======== СТРАНИЦА ========
III
III
Ни Михаил Булгаков, ни исследователи его творчества никогда не придавали «Музе мести» программного значения. И правильно делали. Кажущаяся программность «маленького этюда» – побочный эффект высокой типологичности этого творчества: так с любого, как угодно малого фрагмента голографического негатива можно, говорят, получить полный позитивный отпечаток.
Подлинной писательской декларацией, осознанным и концентрированным программным документом принято считать другой, самый ранний из достоверно известных нам булгаковских текстов – небольшую статью «Грядущие перспективы», опубликованную 26 (13) ноября 1919 года в северокавказской газете «Грозный» под криптонимом М. Б. Вырезка статьи пряталась среди бумаг Булгакова в его личном архиве, но зашифрованная подпись и лишь частично сохраненное название газеты придавали документу вид загадочной неопределенности: то ли он есть, то ли нет его.
Автор имел основания скрывать эту публикацию – окажись она в руках «компетентных органов», московских опекунов писателя, положение Булгакова, и без того находившегося «под пятой» (название его дневника), катастрофически обострилось бы. Но у Булгакова были основания и для того, чтобы бережно сохранить среди своих бумаг вырезку «Грядущих перспектив», притом не из сентиментальных соображений (ах, первая публикация, как первая любовь), а в виду ее чрезвычайной серьезности.
========
ЗАДАНИЕ –
Скопируйте без изменений фрагмент статьи о Булгакове от слов «Подлинной писательской декларацией, осознанным» до слов «ли нет его.».
======== ИСХОДНЫЕ ДАННЫЕ ========
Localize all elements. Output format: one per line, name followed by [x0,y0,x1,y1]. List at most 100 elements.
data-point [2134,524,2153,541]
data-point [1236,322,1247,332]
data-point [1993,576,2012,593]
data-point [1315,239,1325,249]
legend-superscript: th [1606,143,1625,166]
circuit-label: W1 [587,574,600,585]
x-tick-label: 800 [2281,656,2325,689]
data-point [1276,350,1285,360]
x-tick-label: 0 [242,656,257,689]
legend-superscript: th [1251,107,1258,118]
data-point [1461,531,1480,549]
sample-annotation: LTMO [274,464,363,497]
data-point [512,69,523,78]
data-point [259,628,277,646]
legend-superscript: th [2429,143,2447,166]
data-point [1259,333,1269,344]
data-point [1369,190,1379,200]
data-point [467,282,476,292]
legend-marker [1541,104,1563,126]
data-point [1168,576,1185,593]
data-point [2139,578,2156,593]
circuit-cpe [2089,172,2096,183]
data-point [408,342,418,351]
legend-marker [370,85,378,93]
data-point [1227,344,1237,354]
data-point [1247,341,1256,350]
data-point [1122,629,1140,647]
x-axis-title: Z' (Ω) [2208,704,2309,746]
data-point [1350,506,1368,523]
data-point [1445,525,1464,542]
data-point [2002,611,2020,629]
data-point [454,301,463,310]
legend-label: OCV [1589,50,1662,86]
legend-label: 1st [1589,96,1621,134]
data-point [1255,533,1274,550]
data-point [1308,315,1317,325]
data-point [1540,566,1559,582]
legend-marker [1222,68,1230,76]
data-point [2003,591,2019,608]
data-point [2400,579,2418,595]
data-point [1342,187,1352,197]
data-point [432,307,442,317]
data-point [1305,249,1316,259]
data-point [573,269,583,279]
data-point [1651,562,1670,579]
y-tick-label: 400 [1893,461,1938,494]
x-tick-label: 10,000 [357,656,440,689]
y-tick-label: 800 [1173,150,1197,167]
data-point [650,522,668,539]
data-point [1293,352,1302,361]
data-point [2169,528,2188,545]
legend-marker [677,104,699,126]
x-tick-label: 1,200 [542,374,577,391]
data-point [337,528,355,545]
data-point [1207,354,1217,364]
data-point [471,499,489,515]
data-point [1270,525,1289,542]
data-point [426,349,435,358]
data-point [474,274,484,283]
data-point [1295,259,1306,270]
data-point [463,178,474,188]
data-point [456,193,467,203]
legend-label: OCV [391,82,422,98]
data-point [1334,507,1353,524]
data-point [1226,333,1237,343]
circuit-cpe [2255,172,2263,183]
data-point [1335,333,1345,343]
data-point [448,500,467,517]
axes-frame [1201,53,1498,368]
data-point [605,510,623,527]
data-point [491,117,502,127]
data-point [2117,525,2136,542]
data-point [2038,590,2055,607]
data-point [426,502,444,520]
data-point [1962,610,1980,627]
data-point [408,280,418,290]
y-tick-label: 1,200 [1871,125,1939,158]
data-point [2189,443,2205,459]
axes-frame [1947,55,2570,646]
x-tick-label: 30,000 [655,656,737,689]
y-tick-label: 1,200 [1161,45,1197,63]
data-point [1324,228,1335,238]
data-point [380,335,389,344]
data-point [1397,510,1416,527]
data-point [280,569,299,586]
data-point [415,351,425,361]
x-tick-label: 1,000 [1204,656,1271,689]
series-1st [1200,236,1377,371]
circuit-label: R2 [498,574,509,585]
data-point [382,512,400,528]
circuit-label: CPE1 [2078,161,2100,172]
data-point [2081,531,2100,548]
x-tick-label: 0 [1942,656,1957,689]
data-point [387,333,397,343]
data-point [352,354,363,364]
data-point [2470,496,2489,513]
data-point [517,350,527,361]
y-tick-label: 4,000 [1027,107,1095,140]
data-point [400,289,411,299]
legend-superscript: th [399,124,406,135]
========
РЕЗУЛЬТАТ –
Подлинной писательской декларацией, осознанным и концентрированным программным документом принято считать другой, самый ранний из достоверно известных нам булгаковских текстов – небольшую статью «Грядущие перспективы», опубликованную 26 (13) ноября 1919 года в северокавказской газете «Грозный» под криптонимом М. Б. Вырезка статьи пряталась среди бумаг Булгакова в его личном архиве, но зашифрованная подпись и лишь частично сохраненное название газеты придавали документу вид загадочной неопределенности: то ли он есть, то ли нет его.